# [GIVEN EXERCISE]
Where the line holding "What does this" appears, start copying, and continue exactly through the last line of the listing, skipping pictures.

# [PROVIDED RECORDS]
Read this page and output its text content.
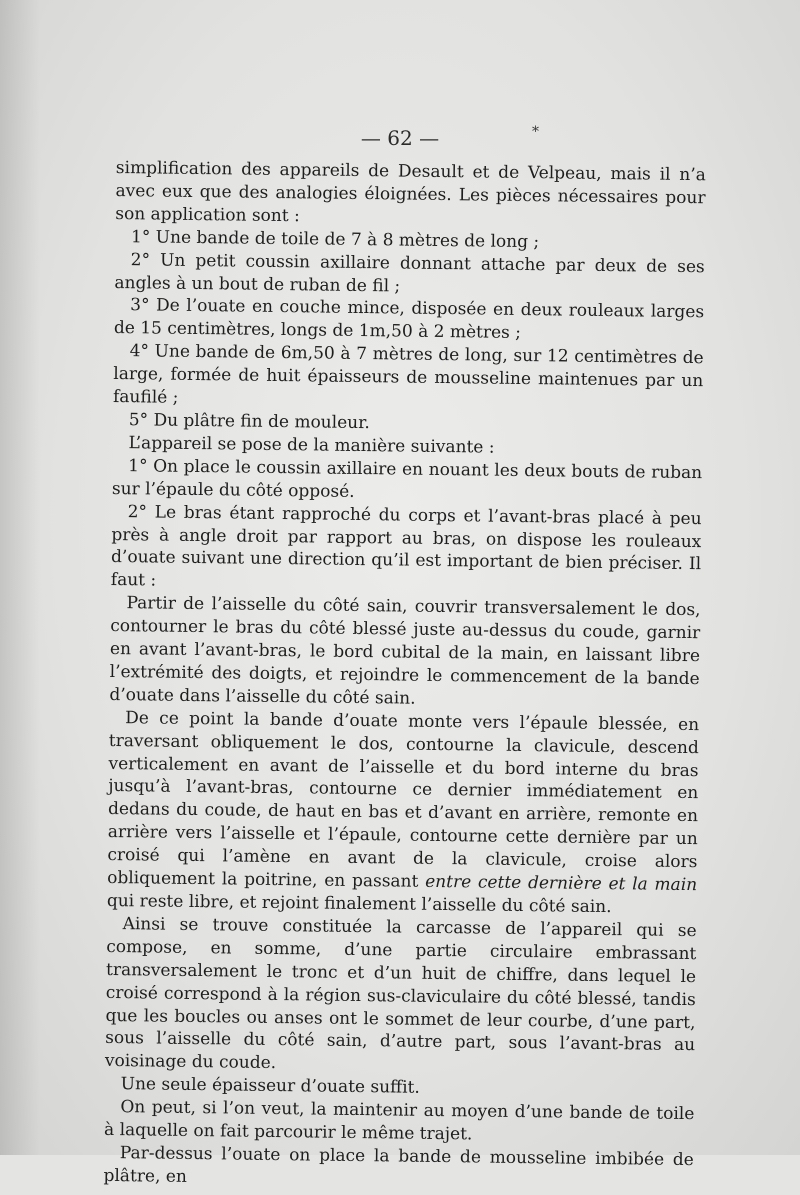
— 62 —	*

simplification des appareils de Desault et de Velpeau, mais il n’a avec eux que des analogies éloignées. Les pièces nécessaires pour son application sont :

1° Une bande de toile de 7 à 8 mètres de long ;

2° Un petit coussin axillaire donnant attache par deux de ses angles à un bout de ruban de fil ;

3° De l’ouate en couche mince, disposée en deux rouleaux larges de 15 centimètres, longs de 1m,50 à 2 mètres ;

4° Une bande de 6m,50 à 7 mètres de long, sur 12 centimètres de large, formée de huit épaisseurs de mousseline maintenues par un faufilé ;

5° Du plâtre fin de mouleur.

L’appareil se pose de la manière suivante :

1° On place le coussin axillaire en nouant les deux bouts de ruban sur l’épaule du côté opposé.

2° Le bras étant rapproché du corps et l’avant-bras placé à peu près à angle droit par rapport au bras, on dispose les rouleaux d’ouate suivant une direction qu’il est important de bien préciser. Il faut :

Partir de l’aisselle du côté sain, couvrir transversalement le dos, contourner le bras du côté blessé juste au-dessus du coude, garnir en avant l’avant-bras, le bord cubital de la main, en laissant libre l’extrémité des doigts, et rejoindre le commencement de la bande d’ouate dans l’aisselle du côté sain.

De ce point la bande d’ouate monte vers l’épaule blessée, en traversant obliquement le dos, contourne la clavicule, descend verticalement en avant de l’aisselle et du bord interne du bras jusqu’à l’avant-bras, contourne ce dernier immédiatement en dedans du coude, de haut en bas et d’avant en arrière, remonte en arrière vers l’aisselle et l’épaule, contourne cette dernière par un croisé qui l’amène en avant de la clavicule, croise alors obliquement la poitrine, en passant entre cette dernière et la main qui reste libre, et rejoint finalement l’aisselle du côté sain.

Ainsi se trouve constituée la carcasse de l’appareil qui se compose, en somme, d’une partie circulaire embrassant transversalement le tronc et d’un huit de chiffre, dans lequel le croisé correspond à la région sus-claviculaire du côté blessé, tandis que les boucles ou anses ont le sommet de leur courbe, d’une part, sous l’aisselle du côté sain, d’autre part, sous l’avant-bras au voisinage du coude.

Une seule épaisseur d’ouate suffit.

On peut, si l’on veut, la maintenir au moyen d’une bande de toile à laquelle on fait parcourir le même trajet.

Par-dessus l’ouate on place la bande de mousseline imbibée de plâtre, en
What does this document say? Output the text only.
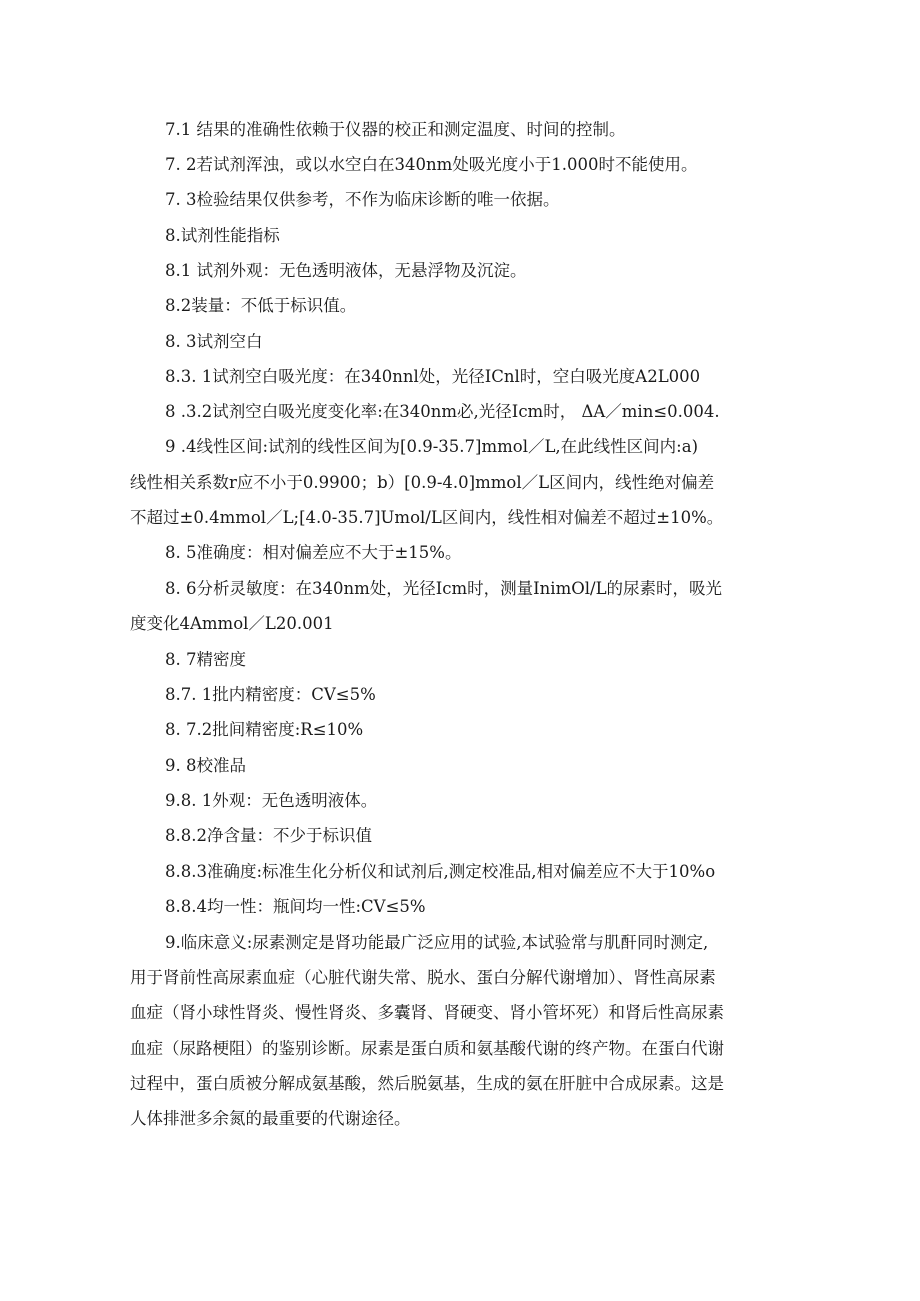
7.1 结果的准确性依赖于仪器的校正和测定温度、时间的控制。
7. 2若试剂浑浊，或以水空白在340nm处吸光度小于1.000时不能使用。
7. 3检验结果仅供参考，不作为临床诊断的唯一依据。
8.试剂性能指标
8.1 试剂外观：无色透明液体，无悬浮物及沉淀。
8.2装量：不低于标识值。
8. 3试剂空白
8.3. 1试剂空白吸光度：在340nnl处，光径ICnl时，空白吸光度A2L000
8 .3.2试剂空白吸光度变化率:在340nm必,光径Icm时， ΔA／min≤0.004.
9 .4线性区间:试剂的线性区间为[0.9-35.7]mmol／L,在此线性区间内:a)
线性相关系数r应不小于0.9900；b）[0.9-4.0]mmol／L区间内，线性绝对偏差
不超过±0.4mmol／L;[4.0-35.7]Umol/L区间内，线性相对偏差不超过±10%。
8. 5准确度：相对偏差应不大于±15%。
8. 6分析灵敏度：在340nm处，光径Icm时，测量InimOl/L的尿素时，吸光
度变化4Ammol／L20.001
8. 7精密度
8.7. 1批内精密度：CV≤5%
8. 7.2批间精密度:R≤10%
9. 8校准品
9.8. 1外观：无色透明液体。
8.8.2净含量：不少于标识值
8.8.3准确度:标准生化分析仪和试剂后,测定校准品,相对偏差应不大于10%o
8.8.4均一性：瓶间均一性:CV≤5%
9.临床意义:尿素测定是肾功能最广泛应用的试验,本试验常与肌酐同时测定,
用于肾前性高尿素血症（心脏代谢失常、脱水、蛋白分解代谢增加）、肾性高尿素
血症（肾小球性肾炎、慢性肾炎、多囊肾、肾硬变、肾小管坏死）和肾后性高尿素
血症（尿路梗阻）的鉴别诊断。尿素是蛋白质和氨基酸代谢的终产物。在蛋白代谢
过程中，蛋白质被分解成氨基酸，然后脱氨基，生成的氨在肝脏中合成尿素。这是
人体排泄多余氮的最重要的代谢途径。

# [RESULT OF THIS TASK]
What does this document say? Output the text only.
7.1 结果的准确性依赖于仪器的校正和测定温度、时间的控制。
7. 2若试剂浑浊，或以水空白在340nm处吸光度小于1.000时不能使用。
7. 3检验结果仅供参考，不作为临床诊断的唯一依据。
8.试剂性能指标
8.1 试剂外观：无色透明液体，无悬浮物及沉淀。
8.2装量：不低于标识值。
8. 3试剂空白
8.3. 1试剂空白吸光度：在340nnl处，光径ICnl时，空白吸光度A2L000
8 .3.2试剂空白吸光度变化率:在340nm必,光径Icm时， ΔA／min≤0.004.
9 .4线性区间:试剂的线性区间为[0.9-35.7]mmol／L,在此线性区间内:a)
线性相关系数r应不小于0.9900；b）[0.9-4.0]mmol／L区间内，线性绝对偏差
不超过±0.4mmol／L;[4.0-35.7]Umol/L区间内，线性相对偏差不超过±10%。
8. 5准确度：相对偏差应不大于±15%。
8. 6分析灵敏度：在340nm处，光径Icm时，测量InimOl/L的尿素时，吸光
度变化4Ammol／L20.001
8. 7精密度
8.7. 1批内精密度：CV≤5%
8. 7.2批间精密度:R≤10%
9. 8校准品
9.8. 1外观：无色透明液体。
8.8.2净含量：不少于标识值
8.8.3准确度:标准生化分析仪和试剂后,测定校准品,相对偏差应不大于10%o
8.8.4均一性：瓶间均一性:CV≤5%
9.临床意义:尿素测定是肾功能最广泛应用的试验,本试验常与肌酐同时测定,
用于肾前性高尿素血症（心脏代谢失常、脱水、蛋白分解代谢增加）、肾性高尿素
血症（肾小球性肾炎、慢性肾炎、多囊肾、肾硬变、肾小管坏死）和肾后性高尿素
血症（尿路梗阻）的鉴别诊断。尿素是蛋白质和氨基酸代谢的终产物。在蛋白代谢
过程中，蛋白质被分解成氨基酸，然后脱氨基，生成的氨在肝脏中合成尿素。这是
人体排泄多余氮的最重要的代谢途径。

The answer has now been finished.